(A collection of records)
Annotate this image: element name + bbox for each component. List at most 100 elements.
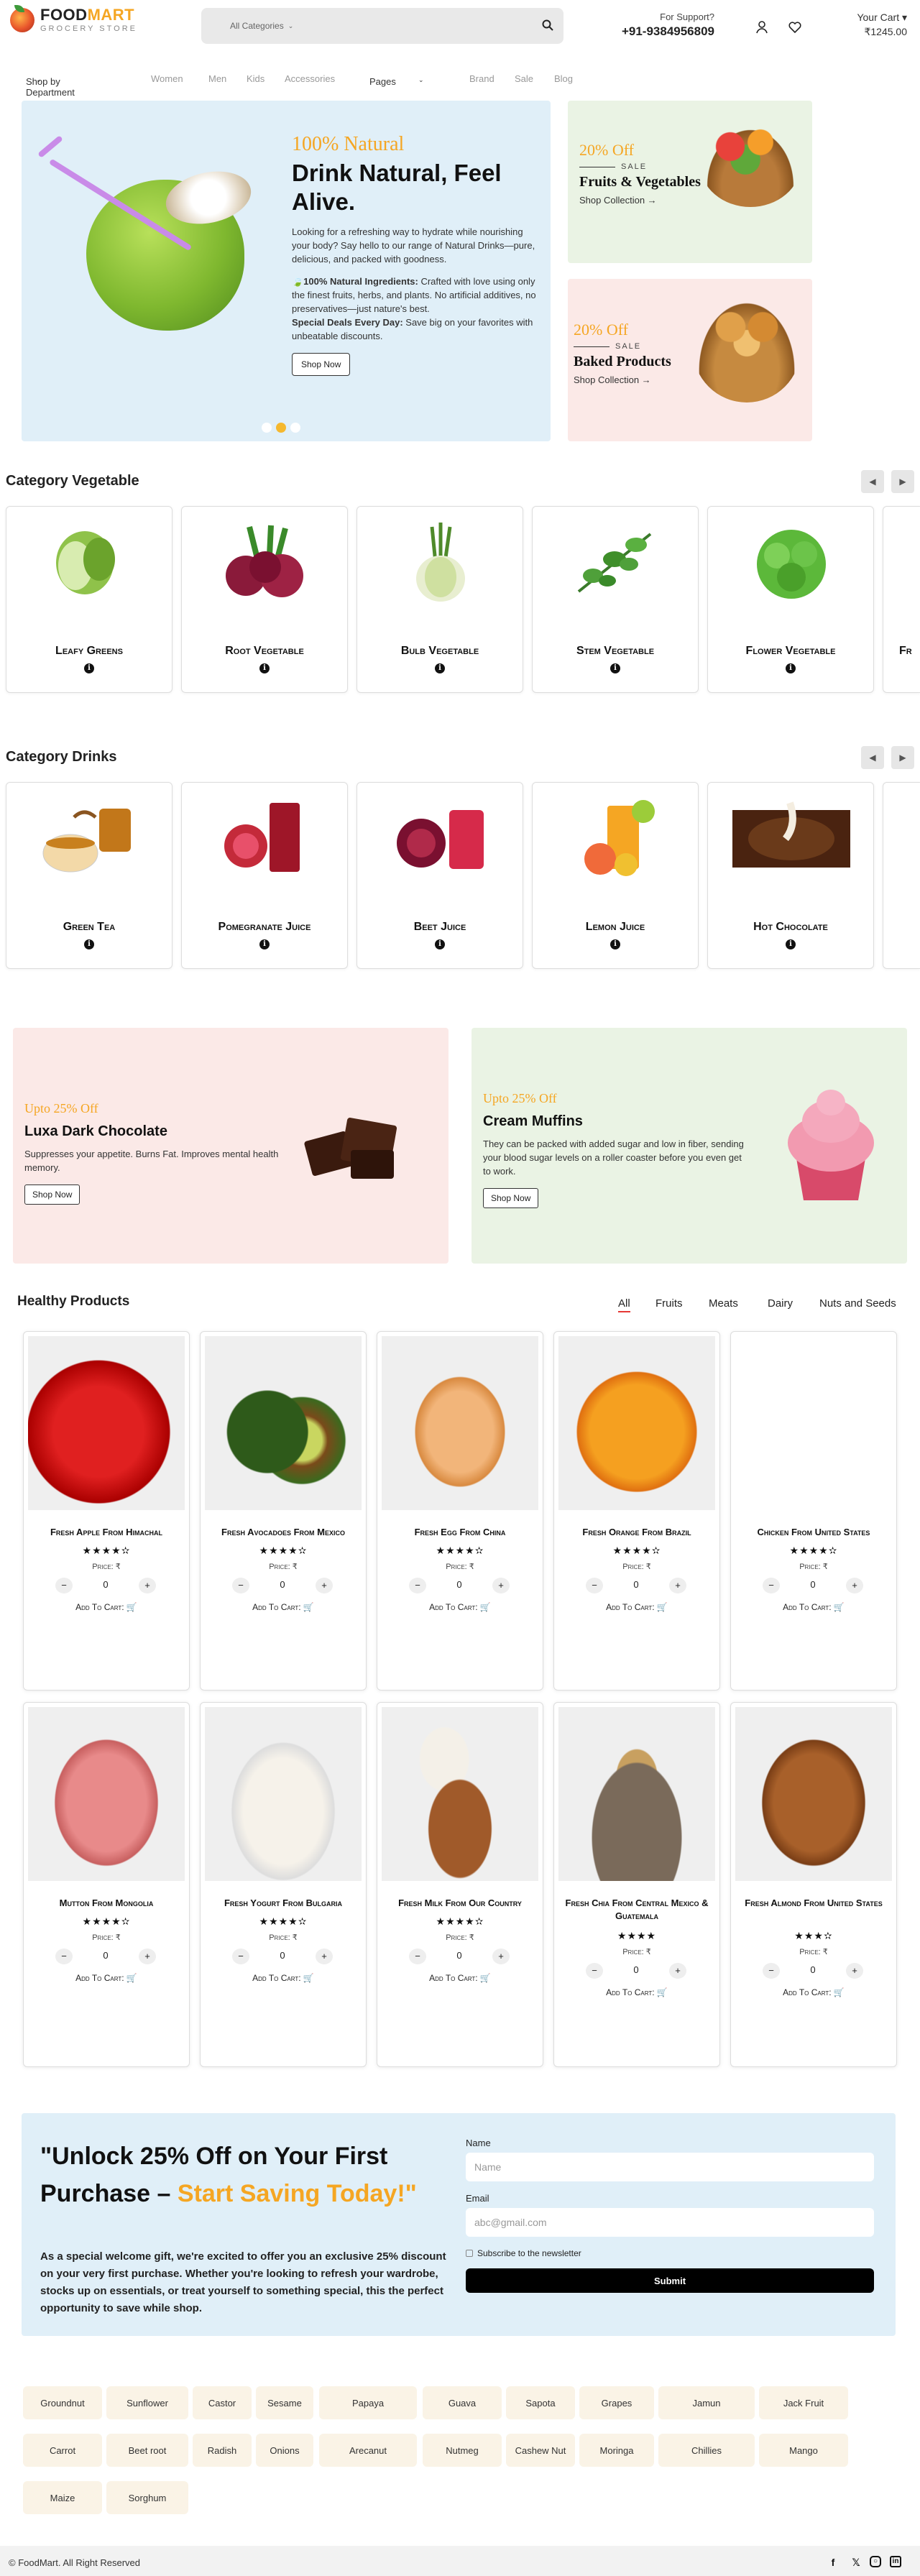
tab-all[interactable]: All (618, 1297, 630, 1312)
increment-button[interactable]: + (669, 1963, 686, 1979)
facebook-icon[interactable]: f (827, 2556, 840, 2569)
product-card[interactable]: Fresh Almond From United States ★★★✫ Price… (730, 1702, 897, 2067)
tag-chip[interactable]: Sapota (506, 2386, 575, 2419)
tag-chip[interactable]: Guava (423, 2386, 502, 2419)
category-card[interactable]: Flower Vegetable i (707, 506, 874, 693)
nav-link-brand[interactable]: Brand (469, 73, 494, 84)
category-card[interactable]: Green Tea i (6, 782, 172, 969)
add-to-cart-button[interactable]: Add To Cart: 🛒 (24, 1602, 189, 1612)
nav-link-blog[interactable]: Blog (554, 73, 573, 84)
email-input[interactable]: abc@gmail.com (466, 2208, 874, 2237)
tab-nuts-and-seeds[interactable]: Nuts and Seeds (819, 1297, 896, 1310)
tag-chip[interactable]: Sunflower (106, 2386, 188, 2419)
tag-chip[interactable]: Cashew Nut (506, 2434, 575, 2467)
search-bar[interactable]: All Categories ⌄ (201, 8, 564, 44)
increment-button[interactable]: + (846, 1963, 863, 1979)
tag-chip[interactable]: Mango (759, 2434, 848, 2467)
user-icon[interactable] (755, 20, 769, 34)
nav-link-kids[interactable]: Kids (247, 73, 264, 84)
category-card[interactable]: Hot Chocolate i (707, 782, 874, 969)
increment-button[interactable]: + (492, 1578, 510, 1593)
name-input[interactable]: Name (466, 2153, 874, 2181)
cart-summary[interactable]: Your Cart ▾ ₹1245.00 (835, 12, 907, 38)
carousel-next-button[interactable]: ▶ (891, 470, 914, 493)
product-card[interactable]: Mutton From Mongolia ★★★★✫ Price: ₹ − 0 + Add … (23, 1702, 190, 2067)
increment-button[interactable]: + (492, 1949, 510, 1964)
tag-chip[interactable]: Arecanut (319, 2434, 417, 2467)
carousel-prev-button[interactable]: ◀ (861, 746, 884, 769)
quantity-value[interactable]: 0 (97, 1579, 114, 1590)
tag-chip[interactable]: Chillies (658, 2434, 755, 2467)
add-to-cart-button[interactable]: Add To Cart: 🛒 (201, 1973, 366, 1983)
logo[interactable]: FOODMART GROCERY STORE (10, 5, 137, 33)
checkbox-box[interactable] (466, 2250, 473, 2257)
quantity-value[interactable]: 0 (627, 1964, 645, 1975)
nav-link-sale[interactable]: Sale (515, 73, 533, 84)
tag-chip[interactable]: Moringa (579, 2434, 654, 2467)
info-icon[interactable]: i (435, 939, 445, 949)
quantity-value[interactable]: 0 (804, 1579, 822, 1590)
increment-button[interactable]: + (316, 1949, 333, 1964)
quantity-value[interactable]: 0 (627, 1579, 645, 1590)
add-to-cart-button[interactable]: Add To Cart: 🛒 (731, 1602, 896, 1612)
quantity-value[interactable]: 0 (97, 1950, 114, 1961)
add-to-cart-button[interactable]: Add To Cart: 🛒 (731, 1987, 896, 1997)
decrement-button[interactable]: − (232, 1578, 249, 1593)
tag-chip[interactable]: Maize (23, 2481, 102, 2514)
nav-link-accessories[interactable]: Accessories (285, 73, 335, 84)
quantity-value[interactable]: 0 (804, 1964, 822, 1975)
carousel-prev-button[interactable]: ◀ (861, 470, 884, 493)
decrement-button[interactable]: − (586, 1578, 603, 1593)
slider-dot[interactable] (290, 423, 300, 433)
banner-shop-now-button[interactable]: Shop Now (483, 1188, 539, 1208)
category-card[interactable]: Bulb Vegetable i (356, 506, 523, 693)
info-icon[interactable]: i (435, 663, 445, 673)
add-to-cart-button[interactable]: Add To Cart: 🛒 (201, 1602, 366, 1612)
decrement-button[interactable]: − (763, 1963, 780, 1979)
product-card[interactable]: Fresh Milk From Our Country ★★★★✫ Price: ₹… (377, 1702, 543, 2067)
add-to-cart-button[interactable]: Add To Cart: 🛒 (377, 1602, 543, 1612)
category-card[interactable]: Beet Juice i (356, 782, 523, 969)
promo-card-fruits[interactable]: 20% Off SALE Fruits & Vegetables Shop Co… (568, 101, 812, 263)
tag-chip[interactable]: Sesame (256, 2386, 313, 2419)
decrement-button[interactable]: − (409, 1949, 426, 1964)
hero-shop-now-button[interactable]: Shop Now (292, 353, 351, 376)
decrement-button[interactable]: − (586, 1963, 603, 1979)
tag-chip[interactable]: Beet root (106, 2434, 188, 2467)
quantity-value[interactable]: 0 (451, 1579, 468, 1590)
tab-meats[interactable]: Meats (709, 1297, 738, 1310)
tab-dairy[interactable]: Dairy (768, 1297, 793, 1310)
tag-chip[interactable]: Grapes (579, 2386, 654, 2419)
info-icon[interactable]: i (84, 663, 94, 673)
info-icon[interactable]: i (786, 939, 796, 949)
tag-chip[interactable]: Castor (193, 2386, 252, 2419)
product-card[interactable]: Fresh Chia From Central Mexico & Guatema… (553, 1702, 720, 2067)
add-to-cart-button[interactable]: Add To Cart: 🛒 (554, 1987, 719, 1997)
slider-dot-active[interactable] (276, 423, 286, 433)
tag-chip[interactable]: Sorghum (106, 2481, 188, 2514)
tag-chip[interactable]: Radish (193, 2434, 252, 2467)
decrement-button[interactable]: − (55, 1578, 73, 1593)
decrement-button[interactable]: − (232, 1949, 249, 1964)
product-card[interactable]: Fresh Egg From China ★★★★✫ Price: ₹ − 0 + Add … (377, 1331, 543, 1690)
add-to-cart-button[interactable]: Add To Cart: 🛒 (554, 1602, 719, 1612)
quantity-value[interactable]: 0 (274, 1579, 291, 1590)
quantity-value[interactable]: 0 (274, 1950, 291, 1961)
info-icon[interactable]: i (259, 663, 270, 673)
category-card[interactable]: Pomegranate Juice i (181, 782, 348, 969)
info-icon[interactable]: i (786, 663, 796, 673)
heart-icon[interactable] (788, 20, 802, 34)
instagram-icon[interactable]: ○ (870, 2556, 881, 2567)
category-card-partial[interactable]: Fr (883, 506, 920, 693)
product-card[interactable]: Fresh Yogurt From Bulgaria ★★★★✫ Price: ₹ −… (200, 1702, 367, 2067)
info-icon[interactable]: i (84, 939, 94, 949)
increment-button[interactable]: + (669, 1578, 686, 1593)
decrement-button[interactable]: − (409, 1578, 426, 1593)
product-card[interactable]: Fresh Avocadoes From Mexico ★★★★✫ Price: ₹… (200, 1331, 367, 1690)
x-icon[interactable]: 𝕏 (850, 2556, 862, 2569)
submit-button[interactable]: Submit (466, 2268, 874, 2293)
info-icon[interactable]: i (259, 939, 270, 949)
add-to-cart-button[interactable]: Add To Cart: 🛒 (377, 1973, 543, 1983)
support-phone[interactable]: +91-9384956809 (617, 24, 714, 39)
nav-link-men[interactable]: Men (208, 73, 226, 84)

» Task goal
Turn each line of the data above into an item in a numbered list, skipping blank lines and leaving the pictures out.

» Solution
1. Annotate this image: element name + bbox for each component. List at most 100 elements.
2. tab-all[interactable]: All (618, 1297, 630, 1312)
3. increment-button[interactable]: + (669, 1963, 686, 1979)
4. facebook-icon[interactable]: f (827, 2556, 840, 2569)
5. product-card[interactable]: Fresh Almond From United States ★★★✫ Price… (730, 1702, 897, 2067)
6. tag-chip[interactable]: Sapota (506, 2386, 575, 2419)
7. tag-chip[interactable]: Guava (423, 2386, 502, 2419)
8. category-card[interactable]: Flower Vegetable i (707, 506, 874, 693)
9. nav-link-brand[interactable]: Brand (469, 73, 494, 84)
10. category-card[interactable]: Green Tea i (6, 782, 172, 969)
11. add-to-cart-button[interactable]: Add To Cart: 🛒 (24, 1602, 189, 1612)
12. nav-link-blog[interactable]: Blog (554, 73, 573, 84)
13. email-input[interactable]: abc@gmail.com (466, 2208, 874, 2237)
14. tab-nuts-and-seeds[interactable]: Nuts and Seeds (819, 1297, 896, 1310)
15. tag-chip[interactable]: Sunflower (106, 2386, 188, 2419)
16. tag-chip[interactable]: Cashew Nut (506, 2434, 575, 2467)
17. search-bar[interactable]: All Categories ⌄ (201, 8, 564, 44)
18. increment-button[interactable]: + (846, 1963, 863, 1979)
19. tag-chip[interactable]: Mango (759, 2434, 848, 2467)
20. user-icon[interactable] (755, 20, 769, 34)
21. nav-link-kids[interactable]: Kids (247, 73, 264, 84)
22. category-card[interactable]: Hot Chocolate i (707, 782, 874, 969)
23. increment-button[interactable]: + (492, 1578, 510, 1593)
24. name-input[interactable]: Name (466, 2153, 874, 2181)
25. cart-summary[interactable]: Your Cart ▾ ₹1245.00 (835, 12, 907, 38)
26. carousel-next-button[interactable]: ▶ (891, 470, 914, 493)
27. product-card[interactable]: Mutton From Mongolia ★★★★✫ Price: ₹ − 0 + Add … (23, 1702, 190, 2067)
28. increment-button[interactable]: + (492, 1949, 510, 1964)
29. tag-chip[interactable]: Arecanut (319, 2434, 417, 2467)
30. carousel-prev-button[interactable]: ◀ (861, 746, 884, 769)
31. quantity-value[interactable]: 0 (97, 1579, 114, 1590)
32. tag-chip[interactable]: Chillies (658, 2434, 755, 2467)
33. add-to-cart-button[interactable]: Add To Cart: 🛒 (201, 1973, 366, 1983)
34. logo[interactable]: FOODMART GROCERY STORE (10, 5, 137, 33)
35. checkbox-box[interactable] (466, 2250, 473, 2257)
36. quantity-value[interactable]: 0 (627, 1964, 645, 1975)
37. nav-link-sale[interactable]: Sale (515, 73, 533, 84)
38. tag-chip[interactable]: Moringa (579, 2434, 654, 2467)
39. info-icon[interactable]: i (435, 939, 445, 949)
40. quantity-value[interactable]: 0 (804, 1579, 822, 1590)
41. increment-button[interactable]: + (316, 1949, 333, 1964)
42. quantity-value[interactable]: 0 (627, 1579, 645, 1590)
43. add-to-cart-button[interactable]: Add To Cart: 🛒 (731, 1602, 896, 1612)
44. quantity-value[interactable]: 0 (97, 1950, 114, 1961)
45. add-to-cart-button[interactable]: Add To Cart: 🛒 (731, 1987, 896, 1997)
46. decrement-button[interactable]: − (232, 1578, 249, 1593)
47. tag-chip[interactable]: Maize (23, 2481, 102, 2514)
48. nav-link-accessories[interactable]: Accessories (285, 73, 335, 84)
49. quantity-value[interactable]: 0 (804, 1964, 822, 1975)
50. carousel-prev-button[interactable]: ◀ (861, 470, 884, 493)
51. decrement-button[interactable]: − (586, 1578, 603, 1593)
52. slider-dot[interactable] (290, 423, 300, 433)
53. banner-shop-now-button[interactable]: Shop Now (483, 1188, 539, 1208)
54. category-card[interactable]: Bulb Vegetable i (356, 506, 523, 693)
55. info-icon[interactable]: i (435, 663, 445, 673)
56. add-to-cart-button[interactable]: Add To Cart: 🛒 (201, 1602, 366, 1612)
57. decrement-button[interactable]: − (763, 1963, 780, 1979)
58. product-card[interactable]: Fresh Milk From Our Country ★★★★✫ Price: ₹… (377, 1702, 543, 2067)
59. add-to-cart-button[interactable]: Add To Cart: 🛒 (377, 1602, 543, 1612)
60. category-card[interactable]: Beet Juice i (356, 782, 523, 969)
61. promo-card-fruits[interactable]: 20% Off SALE Fruits & Vegetables Shop Co… (568, 101, 812, 263)
62. tag-chip[interactable]: Sesame (256, 2386, 313, 2419)
63. decrement-button[interactable]: − (409, 1949, 426, 1964)
64. hero-shop-now-button[interactable]: Shop Now (292, 353, 351, 376)
65. decrement-button[interactable]: − (586, 1963, 603, 1979)
66. tag-chip[interactable]: Beet root (106, 2434, 188, 2467)
67. quantity-value[interactable]: 0 (451, 1579, 468, 1590)
68. tab-meats[interactable]: Meats (709, 1297, 738, 1310)
69. tab-dairy[interactable]: Dairy (768, 1297, 793, 1310)
70. tag-chip[interactable]: Grapes (579, 2386, 654, 2419)
71. info-icon[interactable]: i (84, 663, 94, 673)
72. info-icon[interactable]: i (786, 939, 796, 949)
73. tag-chip[interactable]: Castor (193, 2386, 252, 2419)
74. product-card[interactable]: Fresh Chia From Central Mexico & Guatema… (553, 1702, 720, 2067)
75. add-to-cart-button[interactable]: Add To Cart: 🛒 (554, 1987, 719, 1997)
76. slider-dot-active[interactable] (276, 423, 286, 433)
77. tag-chip[interactable]: Sorghum (106, 2481, 188, 2514)
78. tag-chip[interactable]: Radish (193, 2434, 252, 2467)
79. decrement-button[interactable]: − (55, 1578, 73, 1593)
80. decrement-button[interactable]: − (232, 1949, 249, 1964)
81. product-card[interactable]: Fresh Egg From China ★★★★✫ Price: ₹ − 0 + Add … (377, 1331, 543, 1690)
82. add-to-cart-button[interactable]: Add To Cart: 🛒 (554, 1602, 719, 1612)
83. quantity-value[interactable]: 0 (274, 1579, 291, 1590)
84. quantity-value[interactable]: 0 (274, 1950, 291, 1961)
85. info-icon[interactable]: i (259, 663, 270, 673)
86. category-card[interactable]: Pomegranate Juice i (181, 782, 348, 969)
87. info-icon[interactable]: i (786, 663, 796, 673)
88. heart-icon[interactable] (788, 20, 802, 34)
89. instagram-icon[interactable]: ○ (870, 2556, 881, 2567)
90. category-card-partial[interactable]: Fr (883, 506, 920, 693)
91. product-card[interactable]: Fresh Yogurt From Bulgaria ★★★★✫ Price: ₹ −… (200, 1702, 367, 2067)
92. info-icon[interactable]: i (84, 939, 94, 949)
93. increment-button[interactable]: + (669, 1578, 686, 1593)
94. decrement-button[interactable]: − (409, 1578, 426, 1593)
95. product-card[interactable]: Fresh Avocadoes From Mexico ★★★★✫ Price: ₹… (200, 1331, 367, 1690)
96. x-icon[interactable]: 𝕏 (850, 2556, 862, 2569)
97. submit-button[interactable]: Submit (466, 2268, 874, 2293)
98. info-icon[interactable]: i (259, 939, 270, 949)
99. add-to-cart-button[interactable]: Add To Cart: 🛒 (377, 1973, 543, 1983)
100. support-phone[interactable]: +91-9384956809 (617, 24, 714, 39)
101. nav-link-men[interactable]: Men (208, 73, 226, 84)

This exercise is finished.